Dataset
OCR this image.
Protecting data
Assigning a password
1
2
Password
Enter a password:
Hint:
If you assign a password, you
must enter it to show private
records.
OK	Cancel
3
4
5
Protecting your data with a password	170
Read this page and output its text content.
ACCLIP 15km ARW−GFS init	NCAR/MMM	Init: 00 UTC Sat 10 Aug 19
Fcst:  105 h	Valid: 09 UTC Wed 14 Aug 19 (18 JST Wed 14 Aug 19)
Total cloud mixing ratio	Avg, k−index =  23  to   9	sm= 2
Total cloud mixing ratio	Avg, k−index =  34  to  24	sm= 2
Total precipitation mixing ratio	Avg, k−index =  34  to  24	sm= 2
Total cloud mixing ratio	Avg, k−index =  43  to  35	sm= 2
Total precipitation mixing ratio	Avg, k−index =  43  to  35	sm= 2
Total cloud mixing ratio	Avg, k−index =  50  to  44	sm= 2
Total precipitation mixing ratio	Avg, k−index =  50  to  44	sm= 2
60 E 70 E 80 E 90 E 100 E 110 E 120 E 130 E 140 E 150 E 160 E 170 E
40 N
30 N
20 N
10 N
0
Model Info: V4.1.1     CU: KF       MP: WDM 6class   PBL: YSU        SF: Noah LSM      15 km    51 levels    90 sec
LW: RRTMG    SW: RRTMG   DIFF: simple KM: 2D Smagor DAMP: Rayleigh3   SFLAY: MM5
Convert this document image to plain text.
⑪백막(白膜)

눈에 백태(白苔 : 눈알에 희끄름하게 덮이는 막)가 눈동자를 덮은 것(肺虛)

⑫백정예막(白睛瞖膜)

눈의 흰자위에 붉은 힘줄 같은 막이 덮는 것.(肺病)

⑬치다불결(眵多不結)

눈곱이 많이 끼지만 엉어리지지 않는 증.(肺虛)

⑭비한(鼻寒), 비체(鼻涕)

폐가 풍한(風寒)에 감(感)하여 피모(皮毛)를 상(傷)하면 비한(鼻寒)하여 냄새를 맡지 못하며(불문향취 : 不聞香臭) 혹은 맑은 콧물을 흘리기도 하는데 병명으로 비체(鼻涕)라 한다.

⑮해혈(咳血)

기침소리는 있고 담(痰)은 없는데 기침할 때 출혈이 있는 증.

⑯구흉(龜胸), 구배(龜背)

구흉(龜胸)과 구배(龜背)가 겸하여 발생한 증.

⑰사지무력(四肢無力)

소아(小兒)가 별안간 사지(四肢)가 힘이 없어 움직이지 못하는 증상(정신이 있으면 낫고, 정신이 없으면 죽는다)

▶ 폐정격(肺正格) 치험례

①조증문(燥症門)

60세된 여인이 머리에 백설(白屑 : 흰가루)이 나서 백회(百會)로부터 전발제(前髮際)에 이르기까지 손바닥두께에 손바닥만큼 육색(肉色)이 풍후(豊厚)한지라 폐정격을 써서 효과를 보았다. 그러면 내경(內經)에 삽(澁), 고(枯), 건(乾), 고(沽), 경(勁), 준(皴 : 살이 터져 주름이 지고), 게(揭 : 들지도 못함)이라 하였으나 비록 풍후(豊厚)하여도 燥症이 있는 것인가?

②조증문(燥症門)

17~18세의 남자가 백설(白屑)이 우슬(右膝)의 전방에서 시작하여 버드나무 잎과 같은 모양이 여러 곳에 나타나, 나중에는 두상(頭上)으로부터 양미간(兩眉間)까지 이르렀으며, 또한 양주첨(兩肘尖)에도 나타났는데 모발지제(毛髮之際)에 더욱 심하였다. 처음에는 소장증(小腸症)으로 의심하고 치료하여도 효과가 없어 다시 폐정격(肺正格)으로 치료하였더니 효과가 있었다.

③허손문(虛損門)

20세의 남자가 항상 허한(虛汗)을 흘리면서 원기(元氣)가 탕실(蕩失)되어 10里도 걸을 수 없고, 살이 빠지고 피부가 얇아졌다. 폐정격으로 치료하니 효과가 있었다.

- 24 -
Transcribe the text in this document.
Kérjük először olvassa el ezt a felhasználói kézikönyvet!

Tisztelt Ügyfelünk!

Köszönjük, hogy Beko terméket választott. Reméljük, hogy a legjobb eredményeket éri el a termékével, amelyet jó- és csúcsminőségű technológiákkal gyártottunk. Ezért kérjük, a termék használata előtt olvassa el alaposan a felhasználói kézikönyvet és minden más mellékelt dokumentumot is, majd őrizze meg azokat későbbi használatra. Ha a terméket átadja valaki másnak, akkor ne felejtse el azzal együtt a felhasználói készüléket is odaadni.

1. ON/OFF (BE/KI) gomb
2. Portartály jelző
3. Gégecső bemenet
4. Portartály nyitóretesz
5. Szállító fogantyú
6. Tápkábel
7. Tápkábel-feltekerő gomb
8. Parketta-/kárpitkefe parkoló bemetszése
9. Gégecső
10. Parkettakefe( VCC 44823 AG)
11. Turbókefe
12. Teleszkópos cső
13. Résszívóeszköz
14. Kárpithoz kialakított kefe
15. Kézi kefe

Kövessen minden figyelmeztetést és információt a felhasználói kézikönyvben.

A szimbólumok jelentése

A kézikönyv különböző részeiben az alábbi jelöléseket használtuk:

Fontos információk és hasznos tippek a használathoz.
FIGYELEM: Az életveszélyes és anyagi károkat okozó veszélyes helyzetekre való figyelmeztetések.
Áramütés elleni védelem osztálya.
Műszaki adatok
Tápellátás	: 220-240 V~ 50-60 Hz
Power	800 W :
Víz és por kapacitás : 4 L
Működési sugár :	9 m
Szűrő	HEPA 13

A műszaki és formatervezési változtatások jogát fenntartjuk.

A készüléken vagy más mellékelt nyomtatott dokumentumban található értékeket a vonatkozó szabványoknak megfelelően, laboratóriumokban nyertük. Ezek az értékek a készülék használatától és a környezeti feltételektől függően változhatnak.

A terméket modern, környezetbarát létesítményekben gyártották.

What the task asks
Please restate the whole listing word for word.

Expected answer
OCR this image.
Protecting data
Assigning a password
1
2
Password
Enter a password:
Hint:
If you assign a password, you
must enter it to show private
records.
OK	Cancel
3
4
5
Protecting your data with a password	170
Read this page and output its text content.
ACCLIP 15km ARW−GFS init	NCAR/MMM	Init: 00 UTC Sat 10 Aug 19
Fcst:  105 h	Valid: 09 UTC Wed 14 Aug 19 (18 JST Wed 14 Aug 19)
Total cloud mixing ratio	Avg, k−index =  23  to   9	sm= 2
Total cloud mixing ratio	Avg, k−index =  34  to  24	sm= 2
Total precipitation mixing ratio	Avg, k−index =  34  to  24	sm= 2
Total cloud mixing ratio	Avg, k−index =  43  to  35	sm= 2
Total precipitation mixing ratio	Avg, k−index =  43  to  35	sm= 2
Total cloud mixing ratio	Avg, k−index =  50  to  44	sm= 2
Total precipitation mixing ratio	Avg, k−index =  50  to  44	sm= 2
60 E 70 E 80 E 90 E 100 E 110 E 120 E 130 E 140 E 150 E 160 E 170 E
40 N
30 N
20 N
10 N
0
Model Info: V4.1.1     CU: KF       MP: WDM 6class   PBL: YSU        SF: Noah LSM      15 km    51 levels    90 sec
LW: RRTMG    SW: RRTMG   DIFF: simple KM: 2D Smagor DAMP: Rayleigh3   SFLAY: MM5
Convert this document image to plain text.
⑪백막(白膜)

눈에 백태(白苔 : 눈알에 희끄름하게 덮이는 막)가 눈동자를 덮은 것(肺虛)

⑫백정예막(白睛瞖膜)

눈의 흰자위에 붉은 힘줄 같은 막이 덮는 것.(肺病)

⑬치다불결(眵多不結)

눈곱이 많이 끼지만 엉어리지지 않는 증.(肺虛)

⑭비한(鼻寒), 비체(鼻涕)

폐가 풍한(風寒)에 감(感)하여 피모(皮毛)를 상(傷)하면 비한(鼻寒)하여 냄새를 맡지 못하며(불문향취 : 不聞香臭) 혹은 맑은 콧물을 흘리기도 하는데 병명으로 비체(鼻涕)라 한다.

⑮해혈(咳血)

기침소리는 있고 담(痰)은 없는데 기침할 때 출혈이 있는 증.

⑯구흉(龜胸), 구배(龜背)

구흉(龜胸)과 구배(龜背)가 겸하여 발생한 증.

⑰사지무력(四肢無力)

소아(小兒)가 별안간 사지(四肢)가 힘이 없어 움직이지 못하는 증상(정신이 있으면 낫고, 정신이 없으면 죽는다)

▶ 폐정격(肺正格) 치험례

①조증문(燥症門)

60세된 여인이 머리에 백설(白屑 : 흰가루)이 나서 백회(百會)로부터 전발제(前髮際)에 이르기까지 손바닥두께에 손바닥만큼 육색(肉色)이 풍후(豊厚)한지라 폐정격을 써서 효과를 보았다. 그러면 내경(內經)에 삽(澁), 고(枯), 건(乾), 고(沽), 경(勁), 준(皴 : 살이 터져 주름이 지고), 게(揭 : 들지도 못함)이라 하였으나 비록 풍후(豊厚)하여도 燥症이 있는 것인가?

②조증문(燥症門)

17~18세의 남자가 백설(白屑)이 우슬(右膝)의 전방에서 시작하여 버드나무 잎과 같은 모양이 여러 곳에 나타나, 나중에는 두상(頭上)으로부터 양미간(兩眉間)까지 이르렀으며, 또한 양주첨(兩肘尖)에도 나타났는데 모발지제(毛髮之際)에 더욱 심하였다. 처음에는 소장증(小腸症)으로 의심하고 치료하여도 효과가 없어 다시 폐정격(肺正格)으로 치료하였더니 효과가 있었다.

③허손문(虛損門)

20세의 남자가 항상 허한(虛汗)을 흘리면서 원기(元氣)가 탕실(蕩失)되어 10里도 걸을 수 없고, 살이 빠지고 피부가 얇아졌다. 폐정격으로 치료하니 효과가 있었다.

- 24 -
Transcribe the text in this document.
Kérjük először olvassa el ezt a felhasználói kézikönyvet!

Tisztelt Ügyfelünk!

Köszönjük, hogy Beko terméket választott. Reméljük, hogy a legjobb eredményeket éri el a termékével, amelyet jó- és csúcsminőségű technológiákkal gyártottunk. Ezért kérjük, a termék használata előtt olvassa el alaposan a felhasználói kézikönyvet és minden más mellékelt dokumentumot is, majd őrizze meg azokat későbbi használatra. Ha a terméket átadja valaki másnak, akkor ne felejtse el azzal együtt a felhasználói készüléket is odaadni.

1. ON/OFF (BE/KI) gomb
2. Portartály jelző
3. Gégecső bemenet
4. Portartály nyitóretesz
5. Szállító fogantyú
6. Tápkábel
7. Tápkábel-feltekerő gomb
8. Parketta-/kárpitkefe parkoló bemetszése
9. Gégecső
10. Parkettakefe( VCC 44823 AG)
11. Turbókefe
12. Teleszkópos cső
13. Résszívóeszköz
14. Kárpithoz kialakított kefe
15. Kézi kefe

Kövessen minden figyelmeztetést és információt a felhasználói kézikönyvben.

A szimbólumok jelentése

A kézikönyv különböző részeiben az alábbi jelöléseket használtuk:

Fontos információk és hasznos tippek a használathoz.
FIGYELEM: Az életveszélyes és anyagi károkat okozó veszélyes helyzetekre való figyelmeztetések.
Áramütés elleni védelem osztálya.
Műszaki adatok
Tápellátás	: 220-240 V~ 50-60 Hz
Power	800 W :
Víz és por kapacitás : 4 L
Működési sugár :	9 m
Szűrő	HEPA 13

A műszaki és formatervezési változtatások jogát fenntartjuk.

A készüléken vagy más mellékelt nyomtatott dokumentumban található értékeket a vonatkozó szabványoknak megfelelően, laboratóriumokban nyertük. Ezek az értékek a készülék használatától és a környezeti feltételektől függően változhatnak.

A terméket modern, környezetbarát létesítményekben gyártották.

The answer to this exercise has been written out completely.